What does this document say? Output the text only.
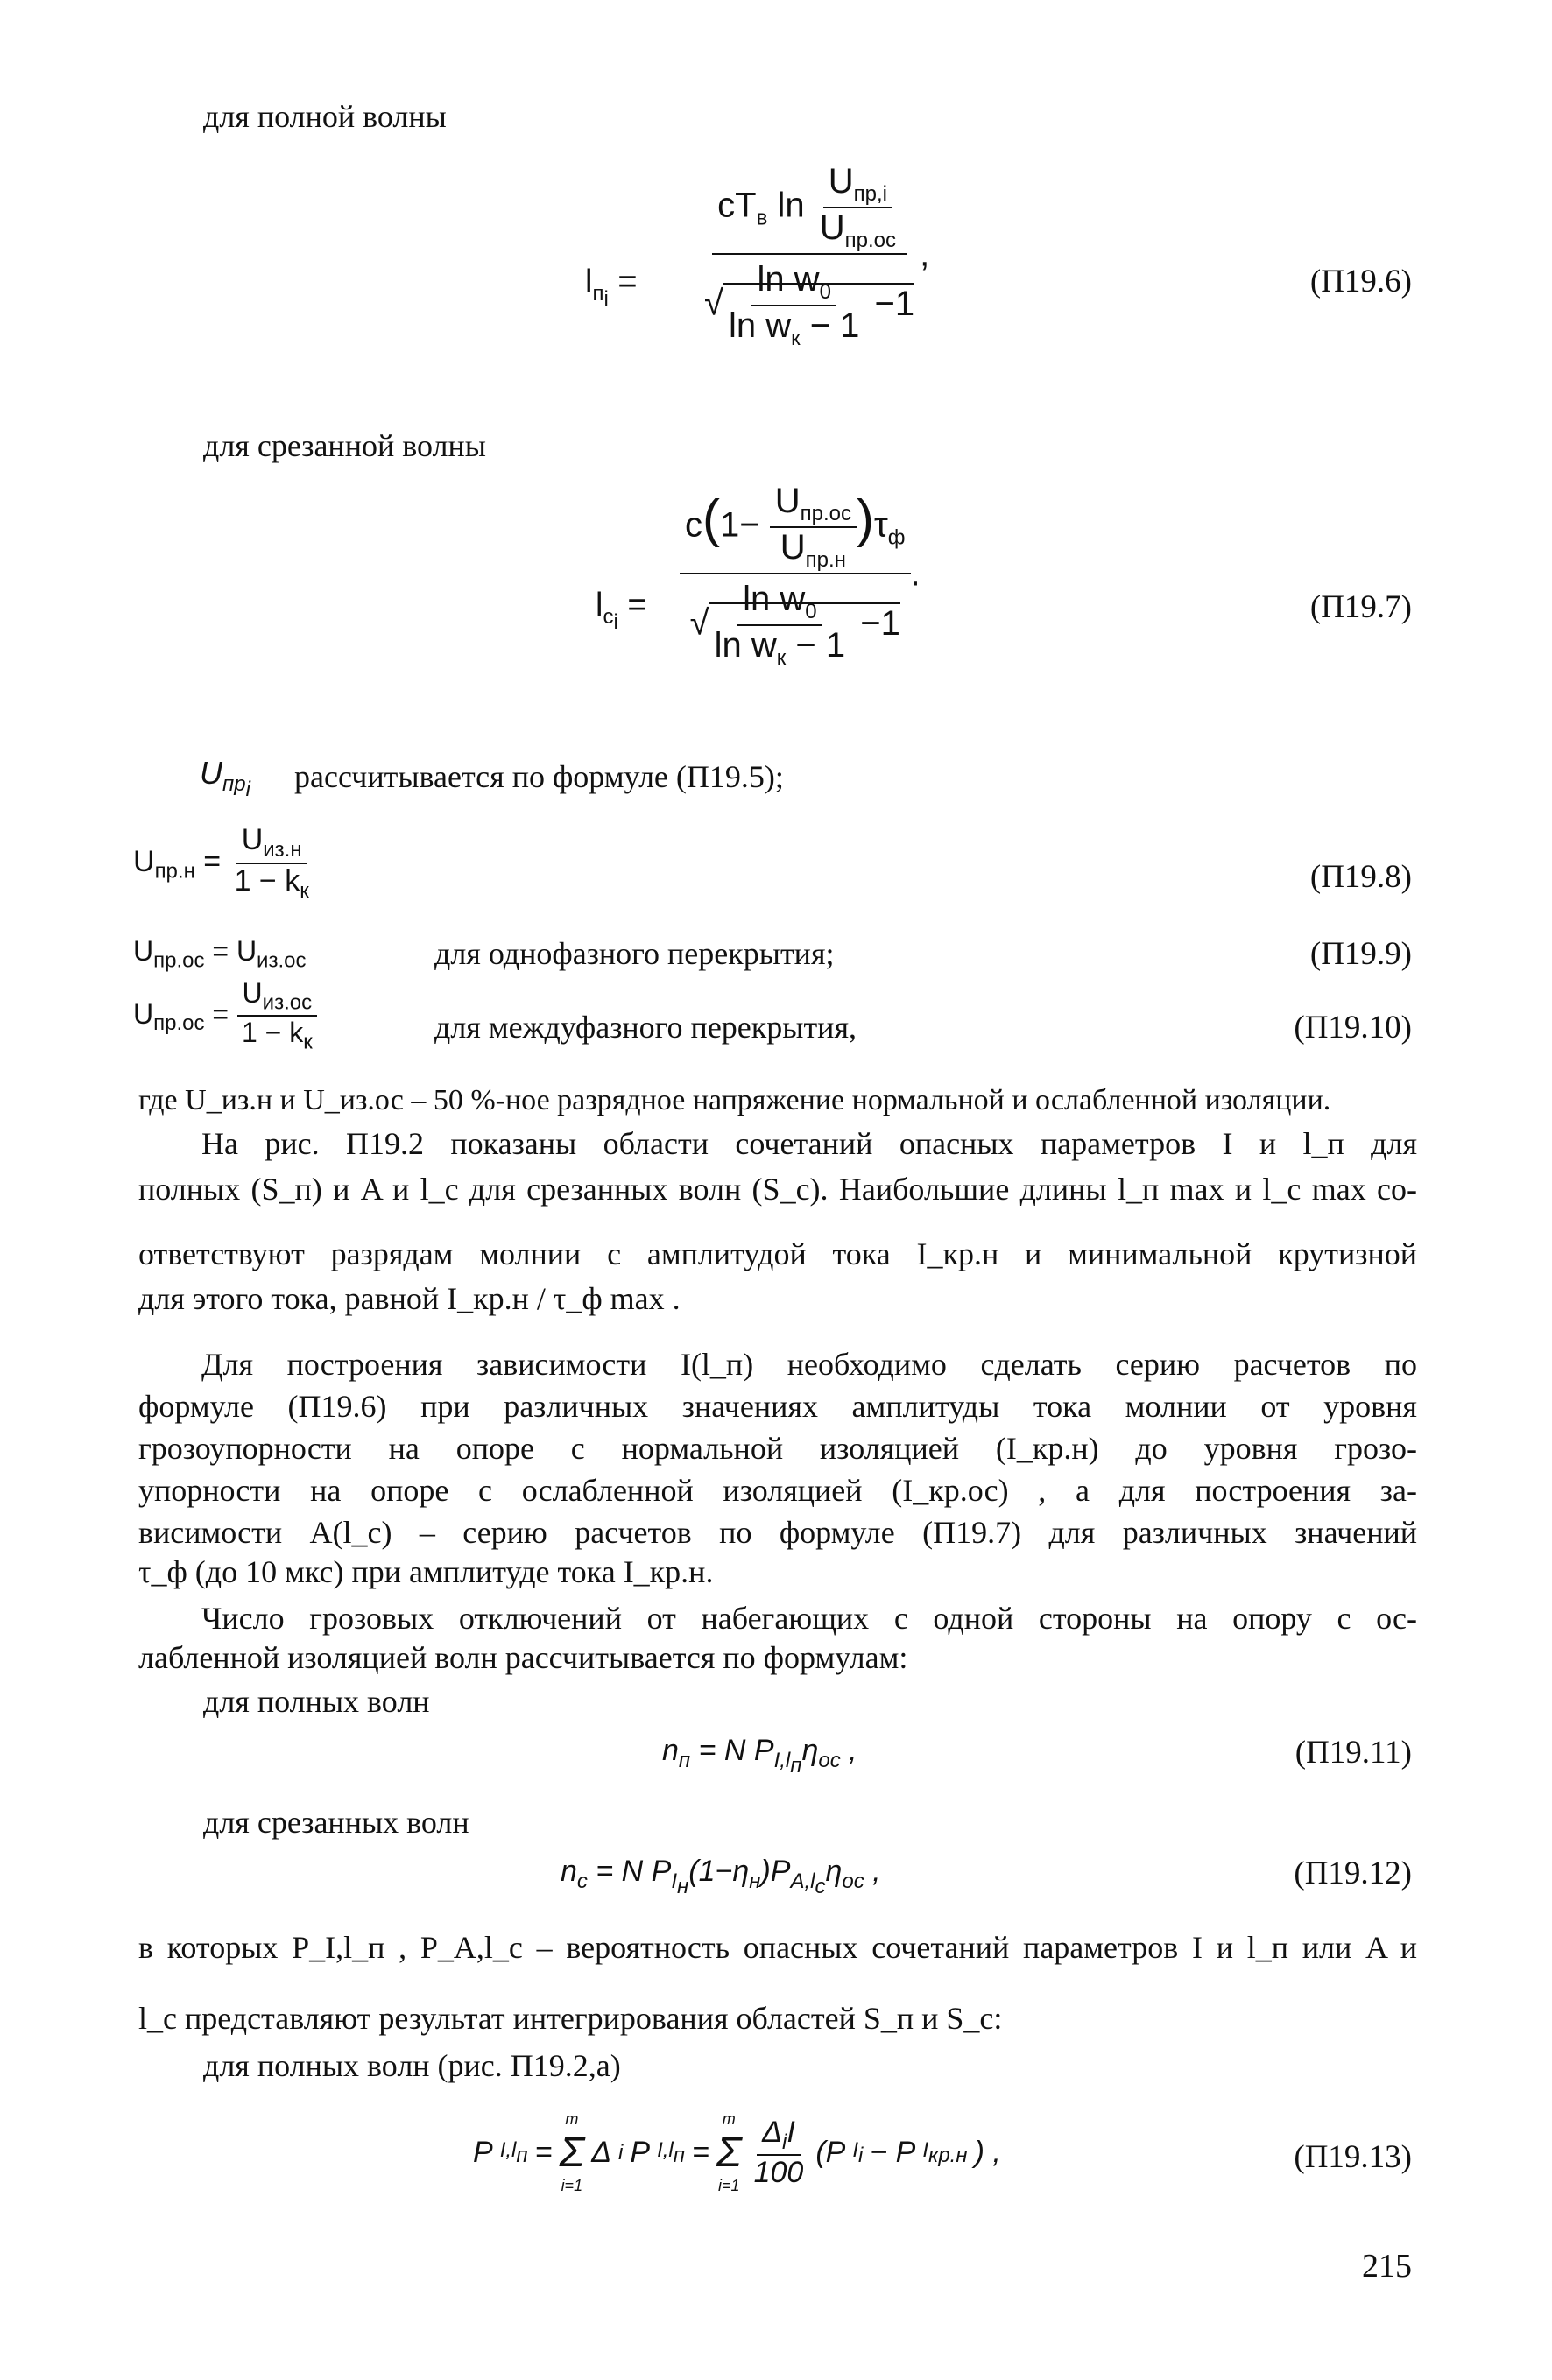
для полной волны
$l_{п_i} = \frac{cT_в \ln \frac{U_{пр,i}}{U_{пр.ос}}}{√ \frac{\ln w_0}{\ln w_к - 1} -1}$ ,
(П19.6)
для срезанной волны
$l_{с_i} = \frac{c(1- \frac{U_{пр.ос}}{U_{пр.н}} )\tau_ф}{√ \frac{\ln w_0}{\ln w_к - 1} -1}$ .
(П19.7)
$U_{пр_i}$ рассчитывается по формуле (П19.5);
$U_{пр.н} = \frac{U_{из.н}}{1 - k_к}$	(П19.8)
$U_{пр.ос} = U_{из.ос}$	для однофазного перекрытия;	(П19.9)
$U_{пр.ос} = \frac{U_{из.ос}}{1 - k_к}$	для междуфазного перекрытия,	(П19.10)
где U_из.н и U_из.ос – 50 %-ное разрядное напряжение нормальной и ослабленной изоляции.
На рис. П19.2 показаны области сочетаний опасных параметров I и l_п для
полных (S_п) и A и l_с для срезанных волн (S_с). Наибольшие длины l_п max и l_с max со-
ответствуют разрядам молнии с амплитудой тока I_кр.н и минимальной крутизной
для этого тока, равной I_кр.н / τ_ф max .
Для построения зависимости I(l_п) необходимо сделать серию расчетов по
формуле (П19.6) при различных значениях амплитуды тока молнии от уровня
грозоупорности на опоре с нормальной изоляцией (I_кр.н) до уровня грозо-
упорности на опоре с ослабленной изоляцией (I_кр.ос) , а для построения за-
висимости A(l_с) – серию расчетов по формуле (П19.7) для различных значений
τ_ф (до 10 мкс) при амплитуде тока I_кр.н.
Число грозовых отключений от набегающих с одной стороны на опору с ос-
лабленной изоляцией волн рассчитывается по формулам:
для полных волн
$n_п = N$ $P_{I,l_п}\eta_{ос}$ ,	(П19.11)
для срезанных волн
$n_с = N$ $P_{I_н}(1-\eta_н)P_{A,l_с}\eta_{ос}$ ,	(П19.12)
в которых P_I,l_п , P_A,l_с – вероятность опасных сочетаний параметров I и l_п или A и
l_с представляют результат интегрирования областей S_п и S_с:
для полных волн (рис. П19.2,а)
P $I,l_п$ =
m
Σ
i=1
Δ i P $I,l_п$ =
m
Σ
$i=1 \frac{\Delta_iI}{100} (P$ $I_i - P$ $I_{кр.н}$ ) ,	(П19.13)
215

+++

- _AIM_:
List every line above that contains the word "изоляцией".

- _FINISHED EXERCISE_:
грозоупорности на опоре с нормальной изоляцией (I_кр.н) до уровня грозо-
упорности на опоре с ослабленной изоляцией (I_кр.ос) , а для построения за-
лабленной изоляцией волн рассчитывается по формулам:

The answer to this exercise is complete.